=== OBJECTIVE ===
Within this material, how many lines have the string "structured" in them? The answer is a number, with nothing added.

* Start *

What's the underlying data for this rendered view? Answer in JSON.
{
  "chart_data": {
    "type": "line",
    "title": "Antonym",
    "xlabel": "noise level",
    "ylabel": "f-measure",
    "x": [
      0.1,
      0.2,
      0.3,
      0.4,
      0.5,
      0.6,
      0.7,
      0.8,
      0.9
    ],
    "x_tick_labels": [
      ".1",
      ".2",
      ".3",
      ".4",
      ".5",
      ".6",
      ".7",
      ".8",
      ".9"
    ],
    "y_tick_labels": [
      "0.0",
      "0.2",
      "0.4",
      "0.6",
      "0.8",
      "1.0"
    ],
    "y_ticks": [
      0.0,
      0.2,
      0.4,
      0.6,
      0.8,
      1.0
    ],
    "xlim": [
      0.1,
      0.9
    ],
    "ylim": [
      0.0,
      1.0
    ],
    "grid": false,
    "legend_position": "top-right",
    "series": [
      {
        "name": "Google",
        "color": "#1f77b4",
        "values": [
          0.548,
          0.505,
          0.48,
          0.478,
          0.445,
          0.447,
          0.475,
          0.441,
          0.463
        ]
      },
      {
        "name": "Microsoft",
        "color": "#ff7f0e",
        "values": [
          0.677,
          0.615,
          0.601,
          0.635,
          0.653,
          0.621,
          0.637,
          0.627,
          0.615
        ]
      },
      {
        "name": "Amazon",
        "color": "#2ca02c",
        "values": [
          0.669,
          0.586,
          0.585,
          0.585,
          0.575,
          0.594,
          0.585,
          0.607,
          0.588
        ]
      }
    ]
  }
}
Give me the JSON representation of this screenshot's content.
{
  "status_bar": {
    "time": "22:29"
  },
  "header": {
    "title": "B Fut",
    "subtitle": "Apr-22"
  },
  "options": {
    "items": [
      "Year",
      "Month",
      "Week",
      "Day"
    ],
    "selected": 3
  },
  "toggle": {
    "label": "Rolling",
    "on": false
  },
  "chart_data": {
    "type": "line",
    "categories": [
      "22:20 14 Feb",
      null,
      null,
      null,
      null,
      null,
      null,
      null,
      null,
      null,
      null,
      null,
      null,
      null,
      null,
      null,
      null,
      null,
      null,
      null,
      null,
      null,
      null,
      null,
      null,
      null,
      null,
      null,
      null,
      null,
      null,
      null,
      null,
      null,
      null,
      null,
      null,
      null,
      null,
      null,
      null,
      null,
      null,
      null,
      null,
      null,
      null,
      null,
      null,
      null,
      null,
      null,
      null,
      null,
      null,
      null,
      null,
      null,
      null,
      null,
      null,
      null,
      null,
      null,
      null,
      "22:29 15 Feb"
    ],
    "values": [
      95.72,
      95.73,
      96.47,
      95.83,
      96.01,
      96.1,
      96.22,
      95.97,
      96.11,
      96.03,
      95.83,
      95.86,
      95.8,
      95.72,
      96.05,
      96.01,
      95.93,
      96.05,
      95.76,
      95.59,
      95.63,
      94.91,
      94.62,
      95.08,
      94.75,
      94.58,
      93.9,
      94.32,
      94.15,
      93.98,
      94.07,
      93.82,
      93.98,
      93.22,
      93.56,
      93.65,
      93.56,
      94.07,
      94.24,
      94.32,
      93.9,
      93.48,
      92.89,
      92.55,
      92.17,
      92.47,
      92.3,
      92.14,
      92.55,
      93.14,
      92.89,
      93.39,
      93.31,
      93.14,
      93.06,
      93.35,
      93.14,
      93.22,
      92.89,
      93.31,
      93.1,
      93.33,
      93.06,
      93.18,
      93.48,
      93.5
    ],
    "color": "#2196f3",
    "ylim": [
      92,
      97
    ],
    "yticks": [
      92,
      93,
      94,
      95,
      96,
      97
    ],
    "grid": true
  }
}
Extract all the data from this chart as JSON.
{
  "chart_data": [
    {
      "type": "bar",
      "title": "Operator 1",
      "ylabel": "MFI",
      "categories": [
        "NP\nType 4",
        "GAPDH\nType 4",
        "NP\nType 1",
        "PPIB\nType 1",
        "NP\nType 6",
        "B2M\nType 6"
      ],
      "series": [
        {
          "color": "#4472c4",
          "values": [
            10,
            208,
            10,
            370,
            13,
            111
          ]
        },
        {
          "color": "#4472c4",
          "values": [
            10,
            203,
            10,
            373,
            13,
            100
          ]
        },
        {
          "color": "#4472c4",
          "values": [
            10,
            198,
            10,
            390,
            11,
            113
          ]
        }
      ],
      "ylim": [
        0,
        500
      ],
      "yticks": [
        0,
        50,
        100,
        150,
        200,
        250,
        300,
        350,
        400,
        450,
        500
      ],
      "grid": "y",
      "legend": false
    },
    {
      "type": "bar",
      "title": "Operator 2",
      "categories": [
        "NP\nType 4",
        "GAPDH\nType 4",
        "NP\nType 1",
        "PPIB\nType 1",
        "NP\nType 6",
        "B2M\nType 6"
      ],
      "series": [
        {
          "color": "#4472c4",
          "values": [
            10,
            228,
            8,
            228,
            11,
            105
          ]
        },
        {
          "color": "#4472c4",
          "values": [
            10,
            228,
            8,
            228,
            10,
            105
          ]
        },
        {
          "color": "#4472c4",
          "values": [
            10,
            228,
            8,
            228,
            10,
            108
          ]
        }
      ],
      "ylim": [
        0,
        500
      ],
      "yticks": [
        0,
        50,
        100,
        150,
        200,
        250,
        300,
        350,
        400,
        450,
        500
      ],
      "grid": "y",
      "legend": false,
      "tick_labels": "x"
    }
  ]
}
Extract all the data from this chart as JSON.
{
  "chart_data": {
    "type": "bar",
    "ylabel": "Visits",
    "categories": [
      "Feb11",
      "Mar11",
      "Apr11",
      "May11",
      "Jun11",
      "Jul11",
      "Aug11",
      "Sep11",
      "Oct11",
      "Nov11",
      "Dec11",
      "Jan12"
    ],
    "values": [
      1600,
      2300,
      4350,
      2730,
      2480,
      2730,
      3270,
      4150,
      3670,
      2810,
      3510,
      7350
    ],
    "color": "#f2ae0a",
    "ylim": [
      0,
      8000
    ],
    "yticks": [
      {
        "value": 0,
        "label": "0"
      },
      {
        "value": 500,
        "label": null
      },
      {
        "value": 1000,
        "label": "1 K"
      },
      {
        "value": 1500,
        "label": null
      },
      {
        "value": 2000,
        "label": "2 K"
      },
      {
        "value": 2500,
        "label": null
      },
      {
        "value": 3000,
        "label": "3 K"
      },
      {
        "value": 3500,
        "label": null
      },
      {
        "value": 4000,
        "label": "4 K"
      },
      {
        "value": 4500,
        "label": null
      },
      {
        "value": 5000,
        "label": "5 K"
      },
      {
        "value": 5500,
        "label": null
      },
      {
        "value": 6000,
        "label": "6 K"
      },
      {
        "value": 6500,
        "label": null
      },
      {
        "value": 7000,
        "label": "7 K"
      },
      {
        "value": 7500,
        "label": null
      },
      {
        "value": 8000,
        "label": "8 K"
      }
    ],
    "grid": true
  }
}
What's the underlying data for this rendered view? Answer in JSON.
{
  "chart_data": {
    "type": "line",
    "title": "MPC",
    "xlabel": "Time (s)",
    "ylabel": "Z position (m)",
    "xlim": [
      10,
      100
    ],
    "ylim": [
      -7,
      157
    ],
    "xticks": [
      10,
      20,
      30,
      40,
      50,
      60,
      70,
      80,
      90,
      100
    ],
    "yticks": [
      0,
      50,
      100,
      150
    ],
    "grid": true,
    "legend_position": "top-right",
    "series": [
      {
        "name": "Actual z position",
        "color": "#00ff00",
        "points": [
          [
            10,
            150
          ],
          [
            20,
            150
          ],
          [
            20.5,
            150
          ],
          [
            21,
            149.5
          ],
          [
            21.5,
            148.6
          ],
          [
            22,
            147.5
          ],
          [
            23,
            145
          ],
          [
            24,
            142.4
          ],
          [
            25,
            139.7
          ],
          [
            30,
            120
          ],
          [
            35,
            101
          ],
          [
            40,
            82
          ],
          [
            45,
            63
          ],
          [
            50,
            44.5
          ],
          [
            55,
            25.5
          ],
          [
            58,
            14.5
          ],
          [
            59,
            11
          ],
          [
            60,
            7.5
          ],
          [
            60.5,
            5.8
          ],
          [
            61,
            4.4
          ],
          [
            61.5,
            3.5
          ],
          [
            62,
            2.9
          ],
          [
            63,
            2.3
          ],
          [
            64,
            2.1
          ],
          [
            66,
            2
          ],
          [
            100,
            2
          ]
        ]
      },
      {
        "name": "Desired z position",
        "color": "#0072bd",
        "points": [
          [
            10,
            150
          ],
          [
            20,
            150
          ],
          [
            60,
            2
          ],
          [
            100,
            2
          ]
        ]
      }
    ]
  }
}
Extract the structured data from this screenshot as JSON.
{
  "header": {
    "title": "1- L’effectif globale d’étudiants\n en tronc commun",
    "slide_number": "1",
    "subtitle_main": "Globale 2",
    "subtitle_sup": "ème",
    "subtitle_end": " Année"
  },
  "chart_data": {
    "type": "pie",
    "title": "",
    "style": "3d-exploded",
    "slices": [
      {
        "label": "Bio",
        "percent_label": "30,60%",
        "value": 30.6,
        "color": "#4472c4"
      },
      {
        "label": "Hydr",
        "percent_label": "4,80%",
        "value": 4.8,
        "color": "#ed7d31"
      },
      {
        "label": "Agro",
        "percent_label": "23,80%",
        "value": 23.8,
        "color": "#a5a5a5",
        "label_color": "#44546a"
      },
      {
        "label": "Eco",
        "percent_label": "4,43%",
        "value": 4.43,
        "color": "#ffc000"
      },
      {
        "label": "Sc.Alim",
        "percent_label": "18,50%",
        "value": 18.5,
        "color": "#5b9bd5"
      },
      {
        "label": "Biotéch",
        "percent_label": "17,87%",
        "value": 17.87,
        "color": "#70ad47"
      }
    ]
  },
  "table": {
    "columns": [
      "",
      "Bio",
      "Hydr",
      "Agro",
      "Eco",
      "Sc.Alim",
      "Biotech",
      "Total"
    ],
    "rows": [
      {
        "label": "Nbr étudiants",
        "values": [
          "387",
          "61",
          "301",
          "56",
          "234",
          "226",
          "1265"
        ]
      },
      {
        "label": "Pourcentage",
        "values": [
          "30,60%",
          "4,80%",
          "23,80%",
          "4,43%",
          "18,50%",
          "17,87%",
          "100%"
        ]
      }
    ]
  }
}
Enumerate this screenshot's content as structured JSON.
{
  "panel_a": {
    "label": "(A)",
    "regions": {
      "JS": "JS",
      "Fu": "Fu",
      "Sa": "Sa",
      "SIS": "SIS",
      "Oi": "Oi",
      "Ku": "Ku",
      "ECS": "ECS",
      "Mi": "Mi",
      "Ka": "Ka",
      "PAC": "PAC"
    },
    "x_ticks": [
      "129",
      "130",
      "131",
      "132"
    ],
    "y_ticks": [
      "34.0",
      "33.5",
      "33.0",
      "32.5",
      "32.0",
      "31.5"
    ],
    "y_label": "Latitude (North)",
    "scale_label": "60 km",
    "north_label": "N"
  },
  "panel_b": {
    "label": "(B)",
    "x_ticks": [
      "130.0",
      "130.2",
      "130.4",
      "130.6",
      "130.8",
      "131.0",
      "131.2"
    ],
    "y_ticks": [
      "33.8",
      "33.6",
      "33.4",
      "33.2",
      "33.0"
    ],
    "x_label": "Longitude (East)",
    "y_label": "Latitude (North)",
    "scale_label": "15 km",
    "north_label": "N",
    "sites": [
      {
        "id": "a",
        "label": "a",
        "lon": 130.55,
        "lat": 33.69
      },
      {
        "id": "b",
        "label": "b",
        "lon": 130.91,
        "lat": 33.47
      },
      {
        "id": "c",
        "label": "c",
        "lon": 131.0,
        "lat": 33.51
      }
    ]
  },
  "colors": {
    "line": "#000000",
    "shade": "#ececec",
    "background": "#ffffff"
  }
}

* End *

=== EXERCISE ANSWER ===
2